Short problem: What follows is a set of entries. Give them again exactly, without the pictures.

** START Records supplied **

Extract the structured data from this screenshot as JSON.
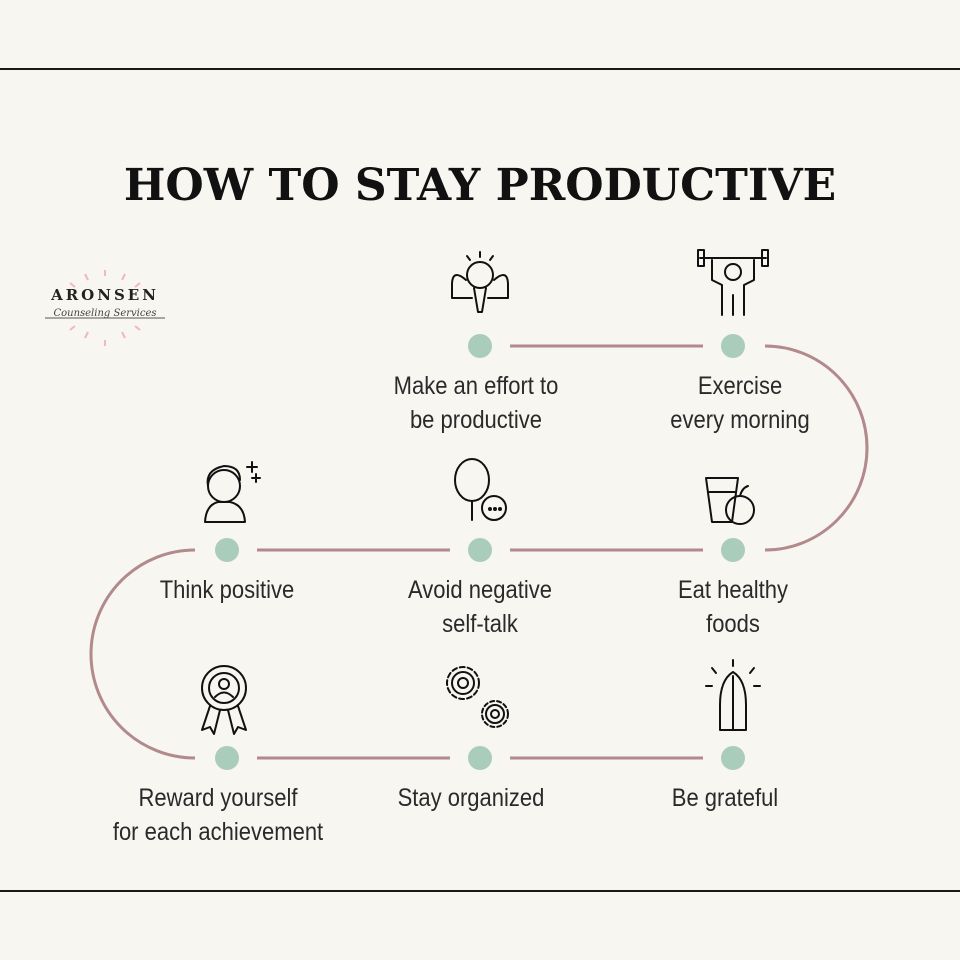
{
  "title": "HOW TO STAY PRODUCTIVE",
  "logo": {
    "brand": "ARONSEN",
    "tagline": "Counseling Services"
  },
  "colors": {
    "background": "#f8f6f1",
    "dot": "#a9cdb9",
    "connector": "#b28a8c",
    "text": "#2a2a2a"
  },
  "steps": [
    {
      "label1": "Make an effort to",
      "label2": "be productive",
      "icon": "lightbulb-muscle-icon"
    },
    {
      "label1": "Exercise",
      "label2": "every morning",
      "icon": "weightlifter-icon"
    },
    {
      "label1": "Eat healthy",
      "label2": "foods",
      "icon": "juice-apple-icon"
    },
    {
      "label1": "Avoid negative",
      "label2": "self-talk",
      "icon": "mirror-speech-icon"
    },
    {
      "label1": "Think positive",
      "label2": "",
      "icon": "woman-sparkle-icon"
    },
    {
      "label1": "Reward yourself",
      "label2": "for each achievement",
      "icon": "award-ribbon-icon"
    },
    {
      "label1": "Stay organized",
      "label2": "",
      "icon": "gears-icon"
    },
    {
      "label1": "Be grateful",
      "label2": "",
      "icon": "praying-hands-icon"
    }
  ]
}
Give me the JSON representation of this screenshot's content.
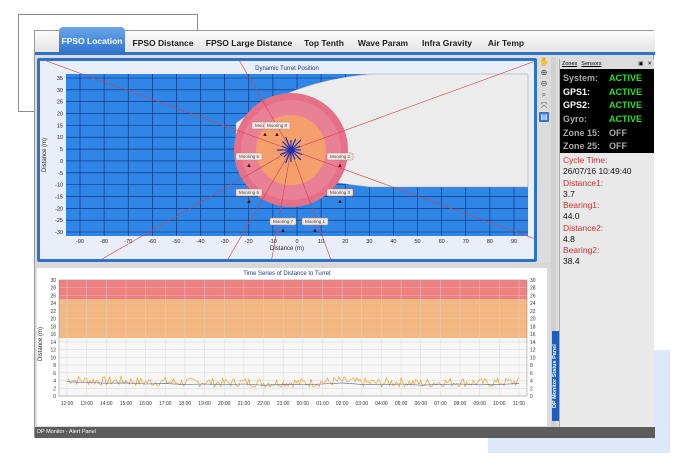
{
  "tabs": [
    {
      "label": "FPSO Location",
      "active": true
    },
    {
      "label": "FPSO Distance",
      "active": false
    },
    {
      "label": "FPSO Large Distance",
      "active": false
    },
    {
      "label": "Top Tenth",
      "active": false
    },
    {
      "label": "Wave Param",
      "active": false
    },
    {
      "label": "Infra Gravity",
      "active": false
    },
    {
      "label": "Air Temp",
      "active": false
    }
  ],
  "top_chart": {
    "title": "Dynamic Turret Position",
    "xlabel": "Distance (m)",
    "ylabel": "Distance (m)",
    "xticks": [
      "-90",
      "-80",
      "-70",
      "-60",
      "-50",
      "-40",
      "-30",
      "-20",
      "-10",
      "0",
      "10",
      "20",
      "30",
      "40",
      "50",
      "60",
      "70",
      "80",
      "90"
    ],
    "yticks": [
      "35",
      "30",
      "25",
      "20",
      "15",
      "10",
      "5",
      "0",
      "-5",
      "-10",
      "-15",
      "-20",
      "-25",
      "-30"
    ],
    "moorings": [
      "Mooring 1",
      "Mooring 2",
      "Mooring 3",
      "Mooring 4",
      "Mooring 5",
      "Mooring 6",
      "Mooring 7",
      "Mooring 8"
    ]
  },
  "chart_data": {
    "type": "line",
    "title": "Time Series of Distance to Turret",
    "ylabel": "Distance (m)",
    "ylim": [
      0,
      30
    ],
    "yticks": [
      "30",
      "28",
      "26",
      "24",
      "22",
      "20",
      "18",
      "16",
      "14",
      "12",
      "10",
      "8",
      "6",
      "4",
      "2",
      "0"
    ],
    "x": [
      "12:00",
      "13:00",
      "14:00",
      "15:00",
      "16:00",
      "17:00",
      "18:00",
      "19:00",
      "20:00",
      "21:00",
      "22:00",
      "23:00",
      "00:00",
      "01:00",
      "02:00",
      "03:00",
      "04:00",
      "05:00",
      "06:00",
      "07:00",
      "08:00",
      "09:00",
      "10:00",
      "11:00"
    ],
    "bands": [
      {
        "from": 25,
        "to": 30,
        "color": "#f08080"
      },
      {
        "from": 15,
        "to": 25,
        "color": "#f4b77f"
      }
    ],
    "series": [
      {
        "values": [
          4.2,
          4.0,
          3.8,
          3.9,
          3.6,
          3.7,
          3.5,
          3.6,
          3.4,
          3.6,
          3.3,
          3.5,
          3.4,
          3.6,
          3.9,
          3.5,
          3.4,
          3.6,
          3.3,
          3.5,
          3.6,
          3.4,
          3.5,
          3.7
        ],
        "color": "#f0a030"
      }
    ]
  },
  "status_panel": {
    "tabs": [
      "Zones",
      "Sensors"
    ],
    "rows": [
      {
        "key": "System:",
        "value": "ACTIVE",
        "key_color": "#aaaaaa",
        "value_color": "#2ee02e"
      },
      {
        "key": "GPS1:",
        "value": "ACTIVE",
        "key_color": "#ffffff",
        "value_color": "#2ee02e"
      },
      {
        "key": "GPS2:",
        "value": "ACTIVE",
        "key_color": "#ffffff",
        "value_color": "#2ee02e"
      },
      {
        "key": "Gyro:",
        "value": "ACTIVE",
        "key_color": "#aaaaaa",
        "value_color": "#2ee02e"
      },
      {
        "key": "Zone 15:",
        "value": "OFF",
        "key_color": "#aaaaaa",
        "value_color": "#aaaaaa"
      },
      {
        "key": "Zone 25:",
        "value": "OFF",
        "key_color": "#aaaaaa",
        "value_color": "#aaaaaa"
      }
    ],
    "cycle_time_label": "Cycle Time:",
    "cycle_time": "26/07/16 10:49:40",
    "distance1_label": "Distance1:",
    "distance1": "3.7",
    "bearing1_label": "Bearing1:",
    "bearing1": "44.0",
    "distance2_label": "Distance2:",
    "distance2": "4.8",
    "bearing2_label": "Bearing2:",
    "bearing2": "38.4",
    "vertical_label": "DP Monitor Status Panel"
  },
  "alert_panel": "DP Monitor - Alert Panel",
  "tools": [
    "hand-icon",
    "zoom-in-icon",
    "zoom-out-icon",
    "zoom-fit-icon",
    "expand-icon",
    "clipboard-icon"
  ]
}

** END Records supplied **

Answer to the task:
Extract the structured data from this screenshot as JSON.
{
  "title": "HOW TO STAY PRODUCTIVE",
  "logo": {
    "brand": "ARONSEN",
    "tagline": "Counseling Services"
  },
  "colors": {
    "background": "#f8f6f1",
    "dot": "#a9cdb9",
    "connector": "#b28a8c",
    "text": "#2a2a2a"
  },
  "steps": [
    {
      "label1": "Make an effort to",
      "label2": "be productive",
      "icon": "lightbulb-muscle-icon"
    },
    {
      "label1": "Exercise",
      "label2": "every morning",
      "icon": "weightlifter-icon"
    },
    {
      "label1": "Eat healthy",
      "label2": "foods",
      "icon": "juice-apple-icon"
    },
    {
      "label1": "Avoid negative",
      "label2": "self-talk",
      "icon": "mirror-speech-icon"
    },
    {
      "label1": "Think positive",
      "label2": "",
      "icon": "woman-sparkle-icon"
    },
    {
      "label1": "Reward yourself",
      "label2": "for each achievement",
      "icon": "award-ribbon-icon"
    },
    {
      "label1": "Stay organized",
      "label2": "",
      "icon": "gears-icon"
    },
    {
      "label1": "Be grateful",
      "label2": "",
      "icon": "praying-hands-icon"
    }
  ]
}
Give me the JSON representation of this screenshot's content.
{
  "tabs": [
    {
      "label": "FPSO Location",
      "active": true
    },
    {
      "label": "FPSO Distance",
      "active": false
    },
    {
      "label": "FPSO Large Distance",
      "active": false
    },
    {
      "label": "Top Tenth",
      "active": false
    },
    {
      "label": "Wave Param",
      "active": false
    },
    {
      "label": "Infra Gravity",
      "active": false
    },
    {
      "label": "Air Temp",
      "active": false
    }
  ],
  "top_chart": {
    "title": "Dynamic Turret Position",
    "xlabel": "Distance (m)",
    "ylabel": "Distance (m)",
    "xticks": [
      "-90",
      "-80",
      "-70",
      "-60",
      "-50",
      "-40",
      "-30",
      "-20",
      "-10",
      "0",
      "10",
      "20",
      "30",
      "40",
      "50",
      "60",
      "70",
      "80",
      "90"
    ],
    "yticks": [
      "35",
      "30",
      "25",
      "20",
      "15",
      "10",
      "5",
      "0",
      "-5",
      "-10",
      "-15",
      "-20",
      "-25",
      "-30"
    ],
    "moorings": [
      "Mooring 1",
      "Mooring 2",
      "Mooring 3",
      "Mooring 4",
      "Mooring 5",
      "Mooring 6",
      "Mooring 7",
      "Mooring 8"
    ]
  },
  "chart_data": {
    "type": "line",
    "title": "Time Series of Distance to Turret",
    "ylabel": "Distance (m)",
    "ylim": [
      0,
      30
    ],
    "yticks": [
      "30",
      "28",
      "26",
      "24",
      "22",
      "20",
      "18",
      "16",
      "14",
      "12",
      "10",
      "8",
      "6",
      "4",
      "2",
      "0"
    ],
    "x": [
      "12:00",
      "13:00",
      "14:00",
      "15:00",
      "16:00",
      "17:00",
      "18:00",
      "19:00",
      "20:00",
      "21:00",
      "22:00",
      "23:00",
      "00:00",
      "01:00",
      "02:00",
      "03:00",
      "04:00",
      "05:00",
      "06:00",
      "07:00",
      "08:00",
      "09:00",
      "10:00",
      "11:00"
    ],
    "bands": [
      {
        "from": 25,
        "to": 30,
        "color": "#f08080"
      },
      {
        "from": 15,
        "to": 25,
        "color": "#f4b77f"
      }
    ],
    "series": [
      {
        "values": [
          4.2,
          4.0,
          3.8,
          3.9,
          3.6,
          3.7,
          3.5,
          3.6,
          3.4,
          3.6,
          3.3,
          3.5,
          3.4,
          3.6,
          3.9,
          3.5,
          3.4,
          3.6,
          3.3,
          3.5,
          3.6,
          3.4,
          3.5,
          3.7
        ],
        "color": "#f0a030"
      }
    ]
  },
  "status_panel": {
    "tabs": [
      "Zones",
      "Sensors"
    ],
    "rows": [
      {
        "key": "System:",
        "value": "ACTIVE",
        "key_color": "#aaaaaa",
        "value_color": "#2ee02e"
      },
      {
        "key": "GPS1:",
        "value": "ACTIVE",
        "key_color": "#ffffff",
        "value_color": "#2ee02e"
      },
      {
        "key": "GPS2:",
        "value": "ACTIVE",
        "key_color": "#ffffff",
        "value_color": "#2ee02e"
      },
      {
        "key": "Gyro:",
        "value": "ACTIVE",
        "key_color": "#aaaaaa",
        "value_color": "#2ee02e"
      },
      {
        "key": "Zone 15:",
        "value": "OFF",
        "key_color": "#aaaaaa",
        "value_color": "#aaaaaa"
      },
      {
        "key": "Zone 25:",
        "value": "OFF",
        "key_color": "#aaaaaa",
        "value_color": "#aaaaaa"
      }
    ],
    "cycle_time_label": "Cycle Time:",
    "cycle_time": "26/07/16 10:49:40",
    "distance1_label": "Distance1:",
    "distance1": "3.7",
    "bearing1_label": "Bearing1:",
    "bearing1": "44.0",
    "distance2_label": "Distance2:",
    "distance2": "4.8",
    "bearing2_label": "Bearing2:",
    "bearing2": "38.4",
    "vertical_label": "DP Monitor Status Panel"
  },
  "alert_panel": "DP Monitor - Alert Panel",
  "tools": [
    "hand-icon",
    "zoom-in-icon",
    "zoom-out-icon",
    "zoom-fit-icon",
    "expand-icon",
    "clipboard-icon"
  ]
}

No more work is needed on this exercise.